Transcribe the records below exactly as they appear, omitting any pictures.
-- Start of Data section --
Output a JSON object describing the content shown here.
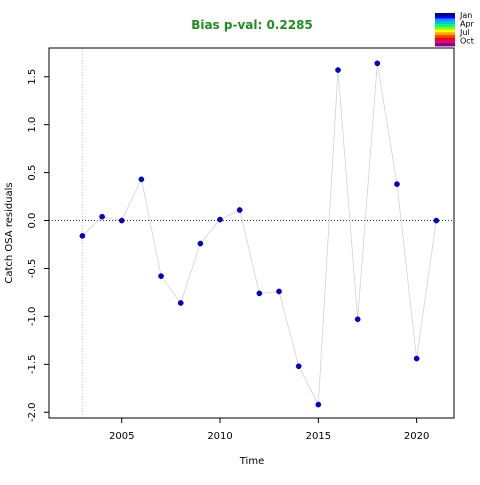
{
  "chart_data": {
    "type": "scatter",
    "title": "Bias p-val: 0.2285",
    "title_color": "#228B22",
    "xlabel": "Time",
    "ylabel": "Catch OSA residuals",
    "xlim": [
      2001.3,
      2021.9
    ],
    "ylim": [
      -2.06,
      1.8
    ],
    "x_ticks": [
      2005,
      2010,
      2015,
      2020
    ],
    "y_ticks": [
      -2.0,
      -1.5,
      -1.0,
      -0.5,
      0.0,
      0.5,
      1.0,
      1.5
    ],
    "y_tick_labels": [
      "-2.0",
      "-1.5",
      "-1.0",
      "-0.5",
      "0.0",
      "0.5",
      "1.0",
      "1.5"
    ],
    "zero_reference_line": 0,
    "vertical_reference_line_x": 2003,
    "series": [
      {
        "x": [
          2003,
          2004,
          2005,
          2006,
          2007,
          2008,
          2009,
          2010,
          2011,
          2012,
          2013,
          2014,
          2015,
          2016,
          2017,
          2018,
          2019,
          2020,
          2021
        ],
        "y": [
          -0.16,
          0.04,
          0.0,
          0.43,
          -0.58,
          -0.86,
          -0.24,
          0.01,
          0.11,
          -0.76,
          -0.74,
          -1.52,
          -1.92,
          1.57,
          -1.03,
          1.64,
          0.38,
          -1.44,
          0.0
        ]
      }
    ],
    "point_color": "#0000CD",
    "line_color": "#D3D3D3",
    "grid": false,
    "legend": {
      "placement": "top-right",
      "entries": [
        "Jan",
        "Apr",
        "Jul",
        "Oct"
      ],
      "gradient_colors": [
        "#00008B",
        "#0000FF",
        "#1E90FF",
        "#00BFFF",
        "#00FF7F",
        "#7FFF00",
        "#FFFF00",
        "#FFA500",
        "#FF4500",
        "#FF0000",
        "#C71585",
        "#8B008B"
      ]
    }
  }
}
-- End of Data section --
• **Result of the exercise**
Output a JSON object describing the content shown here.
{
  "chart_data": {
    "type": "scatter",
    "title": "Bias p-val: 0.2285",
    "title_color": "#228B22",
    "xlabel": "Time",
    "ylabel": "Catch OSA residuals",
    "xlim": [
      2001.3,
      2021.9
    ],
    "ylim": [
      -2.06,
      1.8
    ],
    "x_ticks": [
      2005,
      2010,
      2015,
      2020
    ],
    "y_ticks": [
      -2.0,
      -1.5,
      -1.0,
      -0.5,
      0.0,
      0.5,
      1.0,
      1.5
    ],
    "y_tick_labels": [
      "-2.0",
      "-1.5",
      "-1.0",
      "-0.5",
      "0.0",
      "0.5",
      "1.0",
      "1.5"
    ],
    "zero_reference_line": 0,
    "vertical_reference_line_x": 2003,
    "series": [
      {
        "x": [
          2003,
          2004,
          2005,
          2006,
          2007,
          2008,
          2009,
          2010,
          2011,
          2012,
          2013,
          2014,
          2015,
          2016,
          2017,
          2018,
          2019,
          2020,
          2021
        ],
        "y": [
          -0.16,
          0.04,
          0.0,
          0.43,
          -0.58,
          -0.86,
          -0.24,
          0.01,
          0.11,
          -0.76,
          -0.74,
          -1.52,
          -1.92,
          1.57,
          -1.03,
          1.64,
          0.38,
          -1.44,
          0.0
        ]
      }
    ],
    "point_color": "#0000CD",
    "line_color": "#D3D3D3",
    "grid": false,
    "legend": {
      "placement": "top-right",
      "entries": [
        "Jan",
        "Apr",
        "Jul",
        "Oct"
      ],
      "gradient_colors": [
        "#00008B",
        "#0000FF",
        "#1E90FF",
        "#00BFFF",
        "#00FF7F",
        "#7FFF00",
        "#FFFF00",
        "#FFA500",
        "#FF4500",
        "#FF0000",
        "#C71585",
        "#8B008B"
      ]
    }
  }
}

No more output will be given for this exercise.